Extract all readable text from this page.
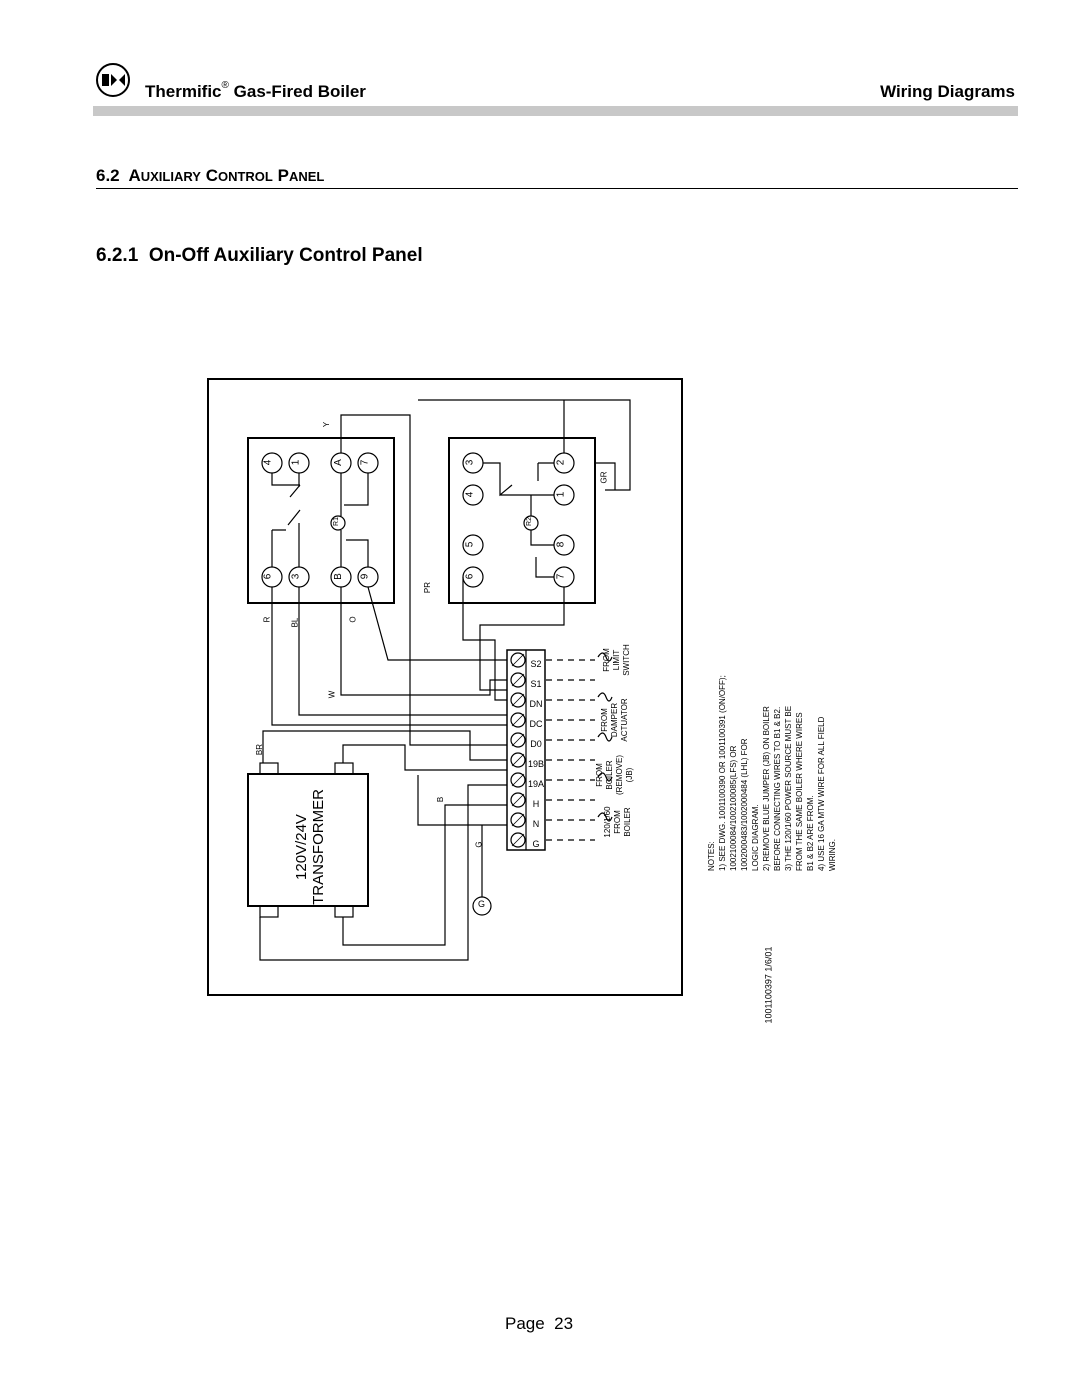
Thermific® Gas-Fired Boiler	Wiring Diagrams
6.2 AUXILIARY CONTROL PANEL
6.2.1 On-Off Auxiliary Control Panel
4 1	A 7
6 3	B 9
R1
3
4
5
6
2
1
8
7
R2
120V/24V TRANSFORMER
S2
S1
DN
DC
D0
19B
19A
H
N
G
Y
R BL	O
W
BR
PR
GR
B
G
G
FROM LIMIT SWITCH
FROM DAMPER ACTUATOR
FROM BOILER (REMOVE) (JB)
120/1/60 FROM BOILER
NOTES: 1) SEE DWG. 1001100390 OR 1001100391 (ON/OFF); 1002100084/1002100085(LFS) OR 1002000483/1002000484 (LHL) FOR LOGIC DIAGRAM. 2) REMOVE BLUE JUMPER (JB) ON BOILER BEFORE CONNECTING WIRES TO B1 & B2. 3) THE 120/1/60 POWER SOURCE MUST BE FROM THE SAME BOILER WHERE WIRES B1 & B2 ARE FROM. 4) USE 16 GA MTW WIRE FOR ALL FIELD WIRING.
1001100397 1/6/01
Page 23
-----
Copy out the whole listing exactly, and don't carry over any pictures.

▶ In response:
Extract all readable text from this page.
Thermific® Gas-Fired Boiler	Wiring Diagrams
6.2 AUXILIARY CONTROL PANEL
6.2.1 On-Off Auxiliary Control Panel
4 1	A 7
6 3	B 9
R1
3
4
5
6
2
1
8
7
R2
120V/24V TRANSFORMER
S2
S1
DN
DC
D0
19B
19A
H
N
G
Y
R BL	O
W
BR
PR
GR
B
G
G
FROM LIMIT SWITCH
FROM DAMPER ACTUATOR
FROM BOILER (REMOVE) (JB)
120/1/60 FROM BOILER
NOTES: 1) SEE DWG. 1001100390 OR 1001100391 (ON/OFF); 1002100084/1002100085(LFS) OR 1002000483/1002000484 (LHL) FOR LOGIC DIAGRAM. 2) REMOVE BLUE JUMPER (JB) ON BOILER BEFORE CONNECTING WIRES TO B1 & B2. 3) THE 120/1/60 POWER SOURCE MUST BE FROM THE SAME BOILER WHERE WIRES B1 & B2 ARE FROM. 4) USE 16 GA MTW WIRE FOR ALL FIELD WIRING.
1001100397 1/6/01
Page 23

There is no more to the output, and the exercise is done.